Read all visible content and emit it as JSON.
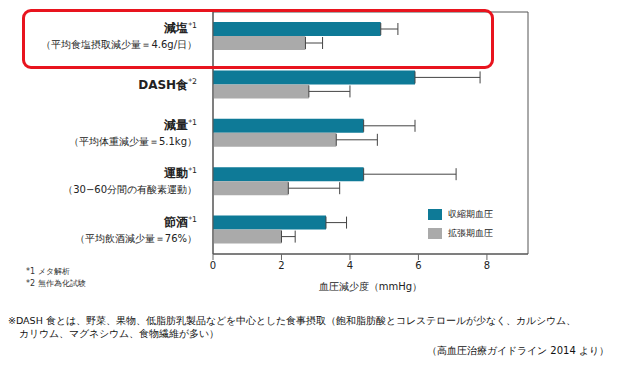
{
  "chart_data": {
    "type": "bar",
    "orientation": "horizontal",
    "categories": [
      "減塩*1\n（平均食塩摂取減少量＝4.6g/日）",
      "DASH食*2",
      "減量*1\n（平均体重減少量＝5.1kg）",
      "運動*1\n（30−60分間の有酸素運動）",
      "節酒*1\n（平均飲酒減少量＝76%）"
    ],
    "series": [
      {
        "name": "収縮期血圧",
        "color": "#0e7a97",
        "values": [
          4.9,
          5.9,
          4.4,
          4.4,
          3.3
        ],
        "errors": [
          0.5,
          1.9,
          1.5,
          2.7,
          0.6
        ]
      },
      {
        "name": "拡張期血圧",
        "color": "#aaaaaa",
        "values": [
          2.7,
          2.8,
          3.6,
          2.2,
          2.0
        ],
        "errors": [
          0.5,
          1.2,
          1.2,
          1.5,
          0.4
        ]
      }
    ],
    "x_label": "血圧減少度（mmHg）",
    "xlim": [
      0,
      9.2
    ],
    "xticks": [
      0,
      2,
      4,
      6,
      8
    ],
    "grid": false,
    "legend": "lower right",
    "footnotes": [
      "*1 メタ解析",
      "*2 無作為化試験"
    ],
    "note": [
      "※DASH 食とは、野菜、果物、低脂肪乳製品などを中心とした食事摂取（飽和脂肪酸とコレステロールが少なく、カルシウム、",
      "カリウム、マグネシウム、食物繊維が多い）"
    ],
    "source": "（高血圧治療ガイドライン 2014 より）"
  }
}
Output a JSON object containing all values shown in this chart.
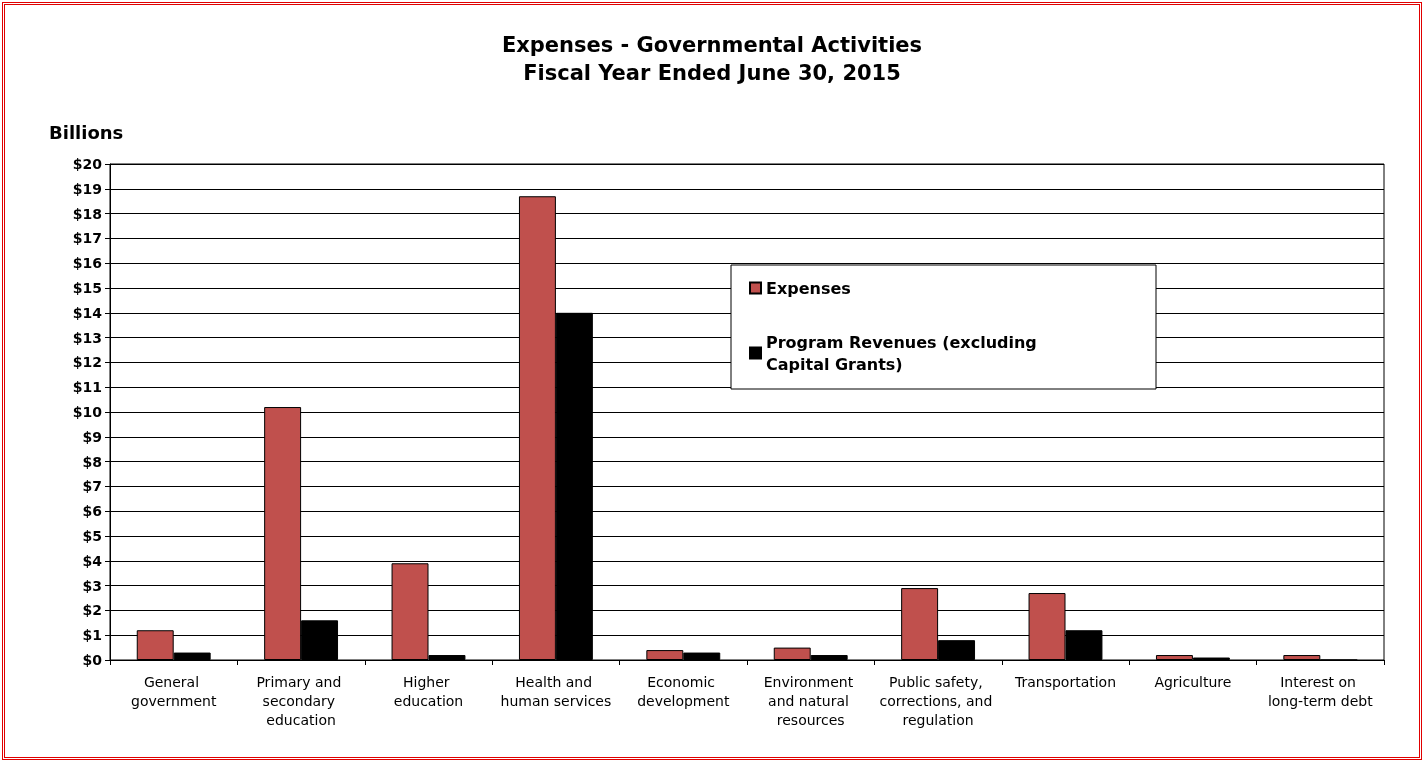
▬▬▬
### What to do
Find each line holding the word "JSON" and copy it.

### Completed task
Read all visible content and emit it as JSON.
Output a JSON object containing all values shown in this chart.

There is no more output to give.